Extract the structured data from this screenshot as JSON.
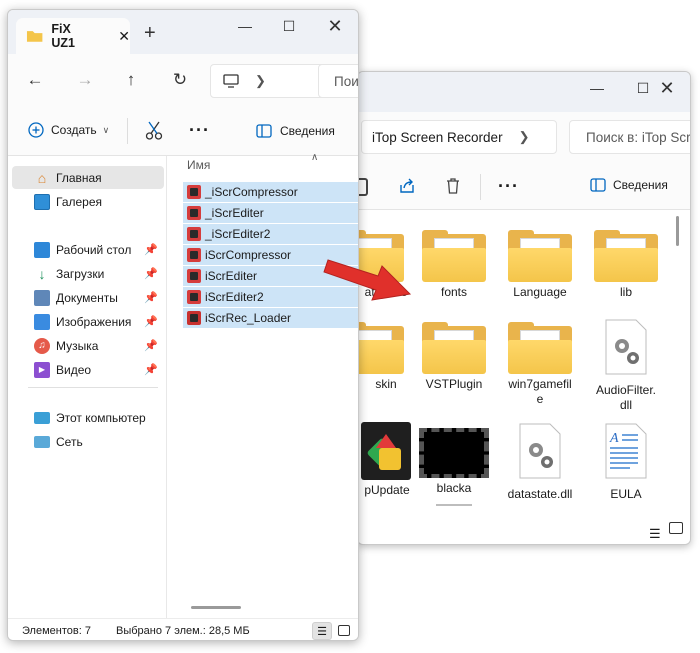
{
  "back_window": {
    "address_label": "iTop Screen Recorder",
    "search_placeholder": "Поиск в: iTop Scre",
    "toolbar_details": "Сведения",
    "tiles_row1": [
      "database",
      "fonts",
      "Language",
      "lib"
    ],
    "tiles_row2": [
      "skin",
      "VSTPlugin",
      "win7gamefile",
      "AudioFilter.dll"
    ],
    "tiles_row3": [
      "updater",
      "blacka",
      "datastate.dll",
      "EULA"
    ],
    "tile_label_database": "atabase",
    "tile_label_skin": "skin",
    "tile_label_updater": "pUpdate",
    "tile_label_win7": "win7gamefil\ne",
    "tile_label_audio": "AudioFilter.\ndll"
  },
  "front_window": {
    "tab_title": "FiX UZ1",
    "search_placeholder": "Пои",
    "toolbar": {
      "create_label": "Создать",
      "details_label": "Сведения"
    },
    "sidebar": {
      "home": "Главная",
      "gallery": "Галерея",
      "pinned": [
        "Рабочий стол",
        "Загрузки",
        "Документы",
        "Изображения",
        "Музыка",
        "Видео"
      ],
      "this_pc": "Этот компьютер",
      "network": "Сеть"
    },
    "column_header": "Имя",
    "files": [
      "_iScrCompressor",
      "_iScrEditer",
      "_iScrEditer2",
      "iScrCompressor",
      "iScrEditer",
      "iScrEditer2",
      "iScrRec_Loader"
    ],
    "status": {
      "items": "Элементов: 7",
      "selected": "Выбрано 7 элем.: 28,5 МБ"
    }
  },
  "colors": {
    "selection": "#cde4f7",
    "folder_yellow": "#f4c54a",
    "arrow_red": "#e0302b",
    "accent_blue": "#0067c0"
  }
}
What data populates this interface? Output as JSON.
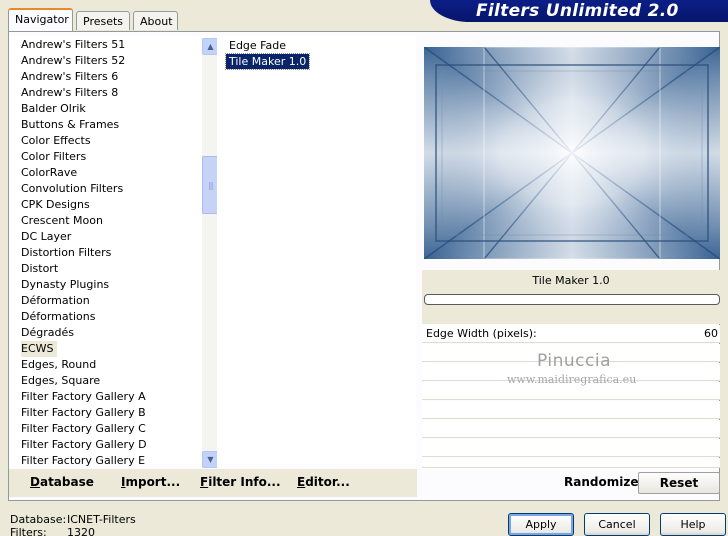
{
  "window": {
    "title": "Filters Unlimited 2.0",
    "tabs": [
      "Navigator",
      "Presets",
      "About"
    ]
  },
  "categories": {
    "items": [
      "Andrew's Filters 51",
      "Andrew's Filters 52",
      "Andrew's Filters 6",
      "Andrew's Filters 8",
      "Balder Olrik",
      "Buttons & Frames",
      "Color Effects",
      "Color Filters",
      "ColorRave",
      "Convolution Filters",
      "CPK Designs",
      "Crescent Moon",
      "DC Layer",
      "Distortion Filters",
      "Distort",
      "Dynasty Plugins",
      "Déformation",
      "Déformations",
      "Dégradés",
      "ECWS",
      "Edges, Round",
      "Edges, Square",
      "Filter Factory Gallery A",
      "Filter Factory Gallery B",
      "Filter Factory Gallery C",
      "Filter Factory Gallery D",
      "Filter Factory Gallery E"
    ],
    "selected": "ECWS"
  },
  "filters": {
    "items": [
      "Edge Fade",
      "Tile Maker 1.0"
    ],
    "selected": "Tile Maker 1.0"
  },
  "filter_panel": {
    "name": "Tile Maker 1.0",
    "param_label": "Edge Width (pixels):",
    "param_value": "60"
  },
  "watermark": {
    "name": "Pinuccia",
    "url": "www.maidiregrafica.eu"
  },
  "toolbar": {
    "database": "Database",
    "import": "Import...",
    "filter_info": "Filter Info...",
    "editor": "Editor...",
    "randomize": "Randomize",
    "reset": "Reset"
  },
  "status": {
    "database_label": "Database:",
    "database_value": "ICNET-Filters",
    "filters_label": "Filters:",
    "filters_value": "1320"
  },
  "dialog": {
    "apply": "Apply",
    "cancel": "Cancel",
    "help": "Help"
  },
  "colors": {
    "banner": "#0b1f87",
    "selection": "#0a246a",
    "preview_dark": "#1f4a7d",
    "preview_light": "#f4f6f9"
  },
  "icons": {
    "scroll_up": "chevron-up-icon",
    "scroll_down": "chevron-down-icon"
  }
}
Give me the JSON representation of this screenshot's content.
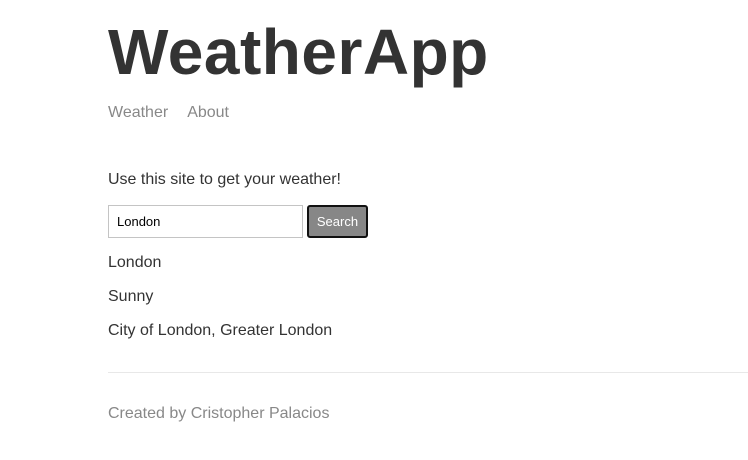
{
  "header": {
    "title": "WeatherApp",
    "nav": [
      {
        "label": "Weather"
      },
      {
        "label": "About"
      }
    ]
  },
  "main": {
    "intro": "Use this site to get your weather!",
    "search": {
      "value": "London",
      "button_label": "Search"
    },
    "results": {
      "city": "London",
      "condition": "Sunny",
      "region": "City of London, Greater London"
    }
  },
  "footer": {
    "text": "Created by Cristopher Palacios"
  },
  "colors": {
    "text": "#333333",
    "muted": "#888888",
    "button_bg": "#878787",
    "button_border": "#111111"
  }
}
-- -- --
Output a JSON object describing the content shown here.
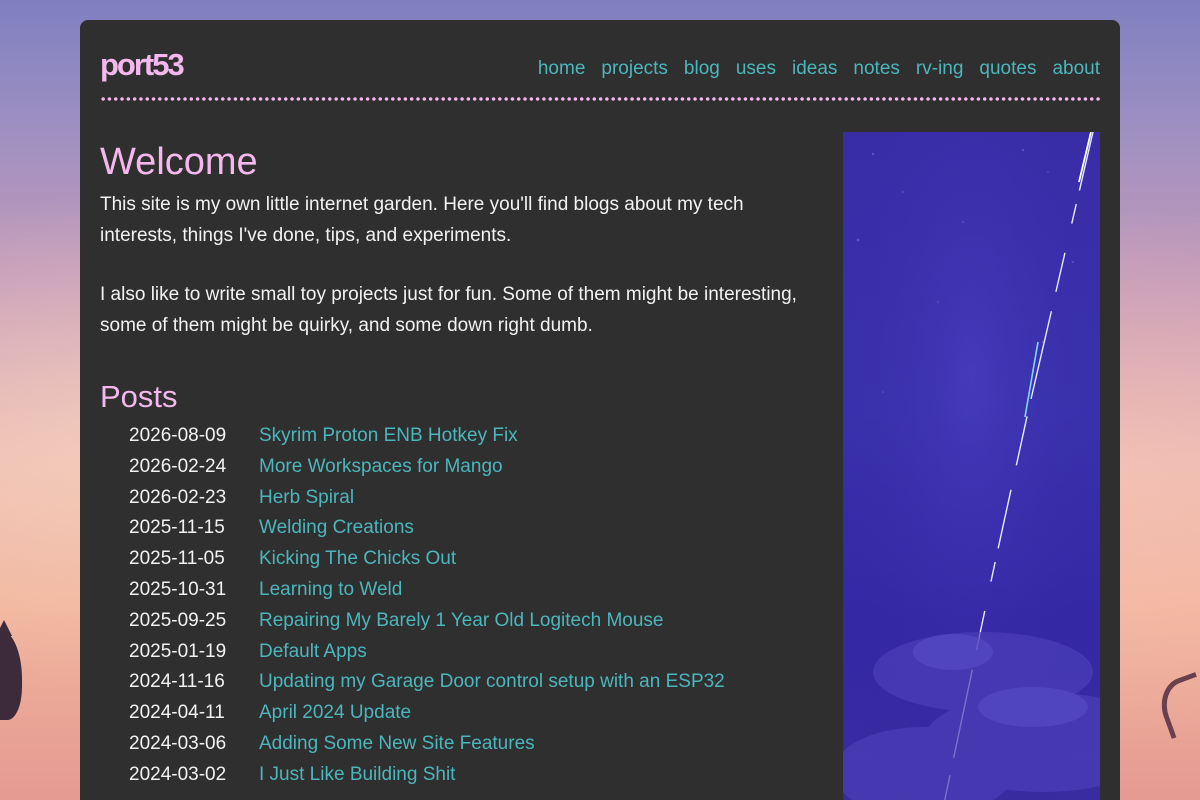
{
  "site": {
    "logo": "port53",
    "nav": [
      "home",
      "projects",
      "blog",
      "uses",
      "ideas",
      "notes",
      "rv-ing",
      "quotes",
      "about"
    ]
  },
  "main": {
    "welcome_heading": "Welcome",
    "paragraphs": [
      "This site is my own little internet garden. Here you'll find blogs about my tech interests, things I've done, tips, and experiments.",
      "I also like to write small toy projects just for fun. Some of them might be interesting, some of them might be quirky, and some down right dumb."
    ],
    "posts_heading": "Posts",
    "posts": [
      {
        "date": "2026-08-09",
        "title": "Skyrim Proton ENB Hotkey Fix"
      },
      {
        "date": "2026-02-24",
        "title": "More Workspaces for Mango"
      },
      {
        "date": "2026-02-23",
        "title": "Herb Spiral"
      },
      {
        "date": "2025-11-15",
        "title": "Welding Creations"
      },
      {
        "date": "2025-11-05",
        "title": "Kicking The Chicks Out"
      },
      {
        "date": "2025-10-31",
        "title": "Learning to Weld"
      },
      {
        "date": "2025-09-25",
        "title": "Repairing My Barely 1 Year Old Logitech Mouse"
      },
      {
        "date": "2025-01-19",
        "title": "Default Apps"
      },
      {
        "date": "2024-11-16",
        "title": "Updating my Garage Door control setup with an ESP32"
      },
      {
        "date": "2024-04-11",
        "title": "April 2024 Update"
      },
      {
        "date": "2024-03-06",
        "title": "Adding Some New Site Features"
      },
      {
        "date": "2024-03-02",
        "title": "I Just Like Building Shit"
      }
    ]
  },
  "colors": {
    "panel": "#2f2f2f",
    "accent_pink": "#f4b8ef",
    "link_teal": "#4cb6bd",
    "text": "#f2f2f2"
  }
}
-- -- --
## DIRECTION:
Where a line of the material above holds the string "AudioFilter", copy that line.

## EXERCISE RESPONSE:
      "AudioFilter.dll"
    "tile_label_audio": "AudioFilter.\ndll"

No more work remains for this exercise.